Skip the pictures and extract all of the lines exactly as written.

^^^^^^^^

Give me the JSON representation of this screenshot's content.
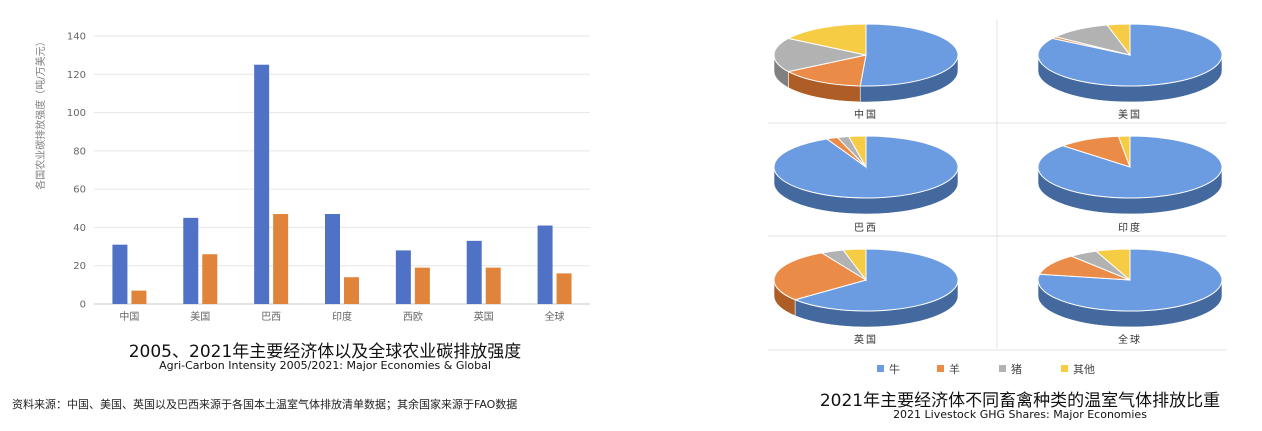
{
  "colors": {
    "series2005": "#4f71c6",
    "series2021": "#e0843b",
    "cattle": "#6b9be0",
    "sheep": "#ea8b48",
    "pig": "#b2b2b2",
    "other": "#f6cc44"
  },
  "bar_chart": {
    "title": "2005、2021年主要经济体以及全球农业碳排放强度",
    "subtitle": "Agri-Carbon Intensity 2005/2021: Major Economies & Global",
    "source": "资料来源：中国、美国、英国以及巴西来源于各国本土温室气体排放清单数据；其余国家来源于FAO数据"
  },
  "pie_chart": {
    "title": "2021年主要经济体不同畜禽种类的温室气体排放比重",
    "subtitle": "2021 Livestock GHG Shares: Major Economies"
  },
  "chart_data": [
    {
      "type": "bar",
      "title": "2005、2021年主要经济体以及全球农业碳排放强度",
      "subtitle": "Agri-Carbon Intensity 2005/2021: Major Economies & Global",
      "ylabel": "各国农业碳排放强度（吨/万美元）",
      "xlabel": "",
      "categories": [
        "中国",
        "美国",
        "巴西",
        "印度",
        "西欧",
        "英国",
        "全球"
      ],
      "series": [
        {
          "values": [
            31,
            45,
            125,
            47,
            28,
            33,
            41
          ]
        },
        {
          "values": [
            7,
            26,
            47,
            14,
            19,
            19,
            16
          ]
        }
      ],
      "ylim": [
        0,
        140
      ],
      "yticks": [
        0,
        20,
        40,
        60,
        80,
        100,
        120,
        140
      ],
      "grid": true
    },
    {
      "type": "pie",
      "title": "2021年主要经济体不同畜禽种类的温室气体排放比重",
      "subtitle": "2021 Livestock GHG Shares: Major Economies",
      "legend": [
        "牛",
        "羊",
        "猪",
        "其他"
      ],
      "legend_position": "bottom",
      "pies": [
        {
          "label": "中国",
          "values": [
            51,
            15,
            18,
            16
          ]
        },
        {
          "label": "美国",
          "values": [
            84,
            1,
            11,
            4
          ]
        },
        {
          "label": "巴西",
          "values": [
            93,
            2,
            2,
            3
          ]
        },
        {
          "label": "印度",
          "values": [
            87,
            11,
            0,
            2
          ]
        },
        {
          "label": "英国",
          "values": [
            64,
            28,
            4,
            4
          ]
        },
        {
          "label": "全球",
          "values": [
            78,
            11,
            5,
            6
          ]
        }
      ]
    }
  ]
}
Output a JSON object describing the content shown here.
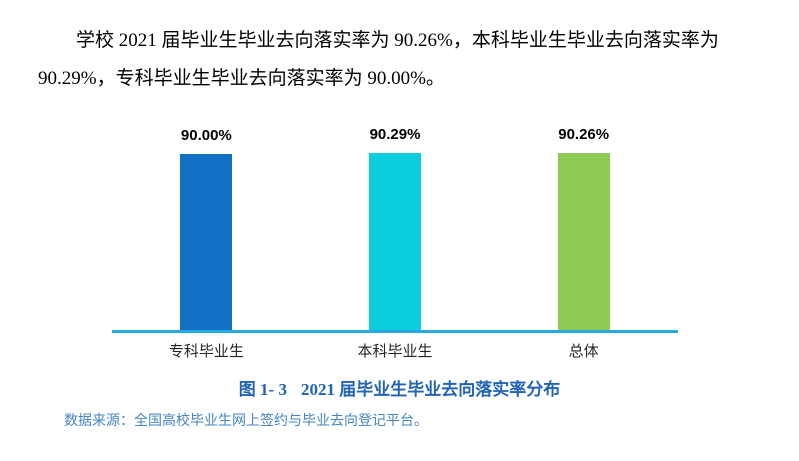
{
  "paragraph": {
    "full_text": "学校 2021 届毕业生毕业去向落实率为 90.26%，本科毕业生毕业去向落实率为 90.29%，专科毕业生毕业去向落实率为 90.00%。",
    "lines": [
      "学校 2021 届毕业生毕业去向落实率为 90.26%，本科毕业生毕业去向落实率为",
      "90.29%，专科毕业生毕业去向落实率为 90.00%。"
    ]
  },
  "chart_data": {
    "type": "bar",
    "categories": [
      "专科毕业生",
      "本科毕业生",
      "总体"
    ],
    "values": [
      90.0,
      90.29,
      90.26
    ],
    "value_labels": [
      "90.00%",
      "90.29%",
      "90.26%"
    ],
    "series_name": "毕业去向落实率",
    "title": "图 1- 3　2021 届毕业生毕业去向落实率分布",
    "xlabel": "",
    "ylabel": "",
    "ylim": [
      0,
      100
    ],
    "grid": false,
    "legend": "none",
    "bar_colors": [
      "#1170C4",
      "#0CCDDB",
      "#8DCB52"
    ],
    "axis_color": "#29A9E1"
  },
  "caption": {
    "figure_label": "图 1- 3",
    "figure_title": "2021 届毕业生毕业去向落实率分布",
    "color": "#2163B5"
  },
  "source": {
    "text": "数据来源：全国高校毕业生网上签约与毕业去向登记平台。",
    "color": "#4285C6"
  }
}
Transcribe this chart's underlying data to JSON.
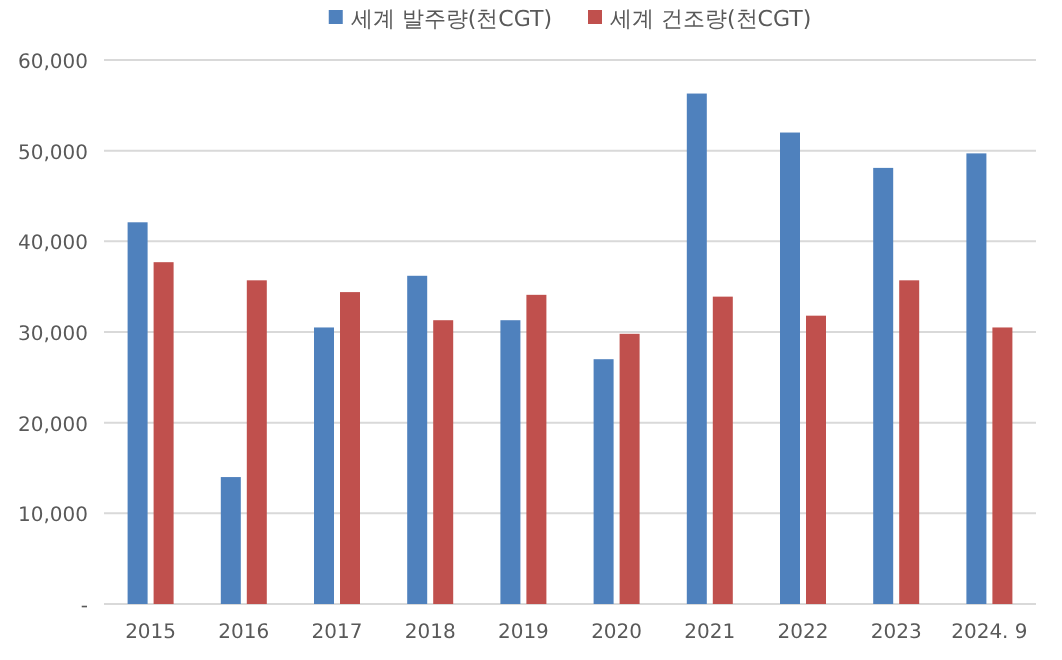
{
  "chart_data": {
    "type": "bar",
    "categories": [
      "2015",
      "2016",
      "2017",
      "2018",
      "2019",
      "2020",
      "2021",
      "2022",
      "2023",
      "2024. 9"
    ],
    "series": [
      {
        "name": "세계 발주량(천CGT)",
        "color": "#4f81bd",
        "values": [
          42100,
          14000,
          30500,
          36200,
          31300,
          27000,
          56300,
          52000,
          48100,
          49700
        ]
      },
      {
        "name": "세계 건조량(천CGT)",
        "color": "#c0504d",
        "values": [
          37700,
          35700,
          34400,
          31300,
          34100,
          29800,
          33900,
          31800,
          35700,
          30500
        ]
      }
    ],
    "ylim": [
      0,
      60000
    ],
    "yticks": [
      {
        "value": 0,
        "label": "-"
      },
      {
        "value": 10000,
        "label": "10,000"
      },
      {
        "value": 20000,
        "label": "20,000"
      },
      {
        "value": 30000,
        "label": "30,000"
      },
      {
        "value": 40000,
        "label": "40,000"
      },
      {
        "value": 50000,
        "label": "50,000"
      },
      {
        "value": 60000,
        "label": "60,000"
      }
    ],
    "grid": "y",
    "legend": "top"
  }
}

^^^^^^^^

**EXERCISE RESPONSE**
Give me the JSON representation of this screenshot's content.
{
  "colors": {
    "series2005": "#4f71c6",
    "series2021": "#e0843b",
    "cattle": "#6b9be0",
    "sheep": "#ea8b48",
    "pig": "#b2b2b2",
    "other": "#f6cc44"
  },
  "bar_chart": {
    "title": "2005、2021年主要经济体以及全球农业碳排放强度",
    "subtitle": "Agri-Carbon Intensity 2005/2021: Major Economies & Global",
    "source": "资料来源：中国、美国、英国以及巴西来源于各国本土温室气体排放清单数据；其余国家来源于FAO数据"
  },
  "pie_chart": {
    "title": "2021年主要经济体不同畜禽种类的温室气体排放比重",
    "subtitle": "2021 Livestock GHG Shares: Major Economies"
  },
  "chart_data": [
    {
      "type": "bar",
      "title": "2005、2021年主要经济体以及全球农业碳排放强度",
      "subtitle": "Agri-Carbon Intensity 2005/2021: Major Economies & Global",
      "ylabel": "各国农业碳排放强度（吨/万美元）",
      "xlabel": "",
      "categories": [
        "中国",
        "美国",
        "巴西",
        "印度",
        "西欧",
        "英国",
        "全球"
      ],
      "series": [
        {
          "values": [
            31,
            45,
            125,
            47,
            28,
            33,
            41
          ]
        },
        {
          "values": [
            7,
            26,
            47,
            14,
            19,
            19,
            16
          ]
        }
      ],
      "ylim": [
        0,
        140
      ],
      "yticks": [
        0,
        20,
        40,
        60,
        80,
        100,
        120,
        140
      ],
      "grid": true
    },
    {
      "type": "pie",
      "title": "2021年主要经济体不同畜禽种类的温室气体排放比重",
      "subtitle": "2021 Livestock GHG Shares: Major Economies",
      "legend": [
        "牛",
        "羊",
        "猪",
        "其他"
      ],
      "legend_position": "bottom",
      "pies": [
        {
          "label": "中国",
          "values": [
            51,
            15,
            18,
            16
          ]
        },
        {
          "label": "美国",
          "values": [
            84,
            1,
            11,
            4
          ]
        },
        {
          "label": "巴西",
          "values": [
            93,
            2,
            2,
            3
          ]
        },
        {
          "label": "印度",
          "values": [
            87,
            11,
            0,
            2
          ]
        },
        {
          "label": "英国",
          "values": [
            64,
            28,
            4,
            4
          ]
        },
        {
          "label": "全球",
          "values": [
            78,
            11,
            5,
            6
          ]
        }
      ]
    }
  ]
}
Output a JSON object describing the content shown here.
{
  "paragraph": {
    "full_text": "学校 2021 届毕业生毕业去向落实率为 90.26%，本科毕业生毕业去向落实率为 90.29%，专科毕业生毕业去向落实率为 90.00%。",
    "lines": [
      "学校 2021 届毕业生毕业去向落实率为 90.26%，本科毕业生毕业去向落实率为",
      "90.29%，专科毕业生毕业去向落实率为 90.00%。"
    ]
  },
  "chart_data": {
    "type": "bar",
    "categories": [
      "专科毕业生",
      "本科毕业生",
      "总体"
    ],
    "values": [
      90.0,
      90.29,
      90.26
    ],
    "value_labels": [
      "90.00%",
      "90.29%",
      "90.26%"
    ],
    "series_name": "毕业去向落实率",
    "title": "图 1- 3　2021 届毕业生毕业去向落实率分布",
    "xlabel": "",
    "ylabel": "",
    "ylim": [
      0,
      100
    ],
    "grid": false,
    "legend": "none",
    "bar_colors": [
      "#1170C4",
      "#0CCDDB",
      "#8DCB52"
    ],
    "axis_color": "#29A9E1"
  },
  "caption": {
    "figure_label": "图 1- 3",
    "figure_title": "2021 届毕业生毕业去向落实率分布",
    "color": "#2163B5"
  },
  "source": {
    "text": "数据来源：全国高校毕业生网上签约与毕业去向登记平台。",
    "color": "#4285C6"
  }
}
Transcribe this chart's underlying data to JSON.
{
  "chart_data": {
    "type": "bar",
    "categories": [
      "2015",
      "2016",
      "2017",
      "2018",
      "2019",
      "2020",
      "2021",
      "2022",
      "2023",
      "2024. 9"
    ],
    "series": [
      {
        "name": "세계 발주량(천CGT)",
        "color": "#4f81bd",
        "values": [
          42100,
          14000,
          30500,
          36200,
          31300,
          27000,
          56300,
          52000,
          48100,
          49700
        ]
      },
      {
        "name": "세계 건조량(천CGT)",
        "color": "#c0504d",
        "values": [
          37700,
          35700,
          34400,
          31300,
          34100,
          29800,
          33900,
          31800,
          35700,
          30500
        ]
      }
    ],
    "ylim": [
      0,
      60000
    ],
    "yticks": [
      {
        "value": 0,
        "label": "-"
      },
      {
        "value": 10000,
        "label": "10,000"
      },
      {
        "value": 20000,
        "label": "20,000"
      },
      {
        "value": 30000,
        "label": "30,000"
      },
      {
        "value": 40000,
        "label": "40,000"
      },
      {
        "value": 50000,
        "label": "50,000"
      },
      {
        "value": 60000,
        "label": "60,000"
      }
    ],
    "grid": "y",
    "legend": "top"
  }
}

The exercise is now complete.